== What the task requires ==
Reproduce the listing below without any change.

Source records:
==============================

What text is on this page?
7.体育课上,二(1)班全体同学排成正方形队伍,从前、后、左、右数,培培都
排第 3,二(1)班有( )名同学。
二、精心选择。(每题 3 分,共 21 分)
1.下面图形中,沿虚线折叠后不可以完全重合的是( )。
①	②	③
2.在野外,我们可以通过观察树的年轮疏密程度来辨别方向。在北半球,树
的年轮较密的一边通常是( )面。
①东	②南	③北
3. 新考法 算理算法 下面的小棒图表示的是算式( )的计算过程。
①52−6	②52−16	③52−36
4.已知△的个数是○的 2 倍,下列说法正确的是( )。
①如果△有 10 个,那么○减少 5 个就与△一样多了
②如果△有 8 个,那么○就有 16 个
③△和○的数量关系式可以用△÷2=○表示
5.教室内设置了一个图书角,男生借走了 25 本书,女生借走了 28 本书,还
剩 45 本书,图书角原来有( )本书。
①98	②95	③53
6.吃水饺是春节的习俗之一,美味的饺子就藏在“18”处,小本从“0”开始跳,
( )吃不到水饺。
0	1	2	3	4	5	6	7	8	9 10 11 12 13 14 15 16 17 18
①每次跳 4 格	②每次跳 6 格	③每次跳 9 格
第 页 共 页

==============================

== Result of this task ==
What text is on this page?
7.体育课上,二(1)班全体同学排成正方形队伍,从前、后、左、右数,培培都
排第 3,二(1)班有( )名同学。
二、精心选择。(每题 3 分,共 21 分)
1.下面图形中,沿虚线折叠后不可以完全重合的是( )。
①	②	③
2.在野外,我们可以通过观察树的年轮疏密程度来辨别方向。在北半球,树
的年轮较密的一边通常是( )面。
①东	②南	③北
3. 新考法 算理算法 下面的小棒图表示的是算式( )的计算过程。
①52−6	②52−16	③52−36
4.已知△的个数是○的 2 倍,下列说法正确的是( )。
①如果△有 10 个,那么○减少 5 个就与△一样多了
②如果△有 8 个,那么○就有 16 个
③△和○的数量关系式可以用△÷2=○表示
5.教室内设置了一个图书角,男生借走了 25 本书,女生借走了 28 本书,还
剩 45 本书,图书角原来有( )本书。
①98	②95	③53
6.吃水饺是春节的习俗之一,美味的饺子就藏在“18”处,小本从“0”开始跳,
( )吃不到水饺。
0	1	2	3	4	5	6	7	8	9 10 11 12 13 14 15 16 17 18
①每次跳 4 格	②每次跳 6 格	③每次跳 9 格
第 页 共 页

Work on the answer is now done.